(A run of records)
============

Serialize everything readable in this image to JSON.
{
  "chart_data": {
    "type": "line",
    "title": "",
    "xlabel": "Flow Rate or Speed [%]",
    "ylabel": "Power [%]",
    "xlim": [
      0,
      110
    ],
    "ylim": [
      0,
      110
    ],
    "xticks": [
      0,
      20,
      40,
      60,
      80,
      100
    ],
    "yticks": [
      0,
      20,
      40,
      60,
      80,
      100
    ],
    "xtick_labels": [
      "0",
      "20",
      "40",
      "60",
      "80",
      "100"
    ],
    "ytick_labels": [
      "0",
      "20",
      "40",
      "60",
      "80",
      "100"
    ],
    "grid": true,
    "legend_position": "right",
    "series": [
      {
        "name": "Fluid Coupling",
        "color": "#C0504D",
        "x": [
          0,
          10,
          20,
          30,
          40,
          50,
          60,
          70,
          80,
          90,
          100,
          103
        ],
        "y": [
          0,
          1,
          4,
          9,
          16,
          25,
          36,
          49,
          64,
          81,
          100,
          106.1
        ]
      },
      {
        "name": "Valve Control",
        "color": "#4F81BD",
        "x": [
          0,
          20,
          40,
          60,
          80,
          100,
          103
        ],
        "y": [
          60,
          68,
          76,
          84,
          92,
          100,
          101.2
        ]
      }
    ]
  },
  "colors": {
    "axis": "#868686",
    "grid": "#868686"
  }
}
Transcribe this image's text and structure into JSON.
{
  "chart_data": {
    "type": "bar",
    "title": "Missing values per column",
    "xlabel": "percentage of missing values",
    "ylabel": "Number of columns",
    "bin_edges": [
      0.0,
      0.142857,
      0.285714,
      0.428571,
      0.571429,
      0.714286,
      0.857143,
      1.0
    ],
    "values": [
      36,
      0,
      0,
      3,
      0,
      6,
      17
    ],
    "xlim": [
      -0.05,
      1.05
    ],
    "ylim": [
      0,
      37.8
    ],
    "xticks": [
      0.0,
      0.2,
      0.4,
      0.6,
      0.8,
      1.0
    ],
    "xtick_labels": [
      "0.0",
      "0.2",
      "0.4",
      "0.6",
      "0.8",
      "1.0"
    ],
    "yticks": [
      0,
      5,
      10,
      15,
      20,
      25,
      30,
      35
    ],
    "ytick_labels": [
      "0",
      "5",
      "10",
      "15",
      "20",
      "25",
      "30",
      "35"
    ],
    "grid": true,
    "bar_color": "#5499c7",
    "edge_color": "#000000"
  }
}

============

**Problem statement:** Give the listing again, word for word.

**Solution for this problem:**
Serialize everything readable in this image to JSON.
{
  "chart_data": {
    "type": "line",
    "title": "",
    "xlabel": "Flow Rate or Speed [%]",
    "ylabel": "Power [%]",
    "xlim": [
      0,
      110
    ],
    "ylim": [
      0,
      110
    ],
    "xticks": [
      0,
      20,
      40,
      60,
      80,
      100
    ],
    "yticks": [
      0,
      20,
      40,
      60,
      80,
      100
    ],
    "xtick_labels": [
      "0",
      "20",
      "40",
      "60",
      "80",
      "100"
    ],
    "ytick_labels": [
      "0",
      "20",
      "40",
      "60",
      "80",
      "100"
    ],
    "grid": true,
    "legend_position": "right",
    "series": [
      {
        "name": "Fluid Coupling",
        "color": "#C0504D",
        "x": [
          0,
          10,
          20,
          30,
          40,
          50,
          60,
          70,
          80,
          90,
          100,
          103
        ],
        "y": [
          0,
          1,
          4,
          9,
          16,
          25,
          36,
          49,
          64,
          81,
          100,
          106.1
        ]
      },
      {
        "name": "Valve Control",
        "color": "#4F81BD",
        "x": [
          0,
          20,
          40,
          60,
          80,
          100,
          103
        ],
        "y": [
          60,
          68,
          76,
          84,
          92,
          100,
          101.2
        ]
      }
    ]
  },
  "colors": {
    "axis": "#868686",
    "grid": "#868686"
  }
}
Transcribe this image's text and structure into JSON.
{
  "chart_data": {
    "type": "bar",
    "title": "Missing values per column",
    "xlabel": "percentage of missing values",
    "ylabel": "Number of columns",
    "bin_edges": [
      0.0,
      0.142857,
      0.285714,
      0.428571,
      0.571429,
      0.714286,
      0.857143,
      1.0
    ],
    "values": [
      36,
      0,
      0,
      3,
      0,
      6,
      17
    ],
    "xlim": [
      -0.05,
      1.05
    ],
    "ylim": [
      0,
      37.8
    ],
    "xticks": [
      0.0,
      0.2,
      0.4,
      0.6,
      0.8,
      1.0
    ],
    "xtick_labels": [
      "0.0",
      "0.2",
      "0.4",
      "0.6",
      "0.8",
      "1.0"
    ],
    "yticks": [
      0,
      5,
      10,
      15,
      20,
      25,
      30,
      35
    ],
    "ytick_labels": [
      "0",
      "5",
      "10",
      "15",
      "20",
      "25",
      "30",
      "35"
    ],
    "grid": true,
    "bar_color": "#5499c7",
    "edge_color": "#000000"
  }
}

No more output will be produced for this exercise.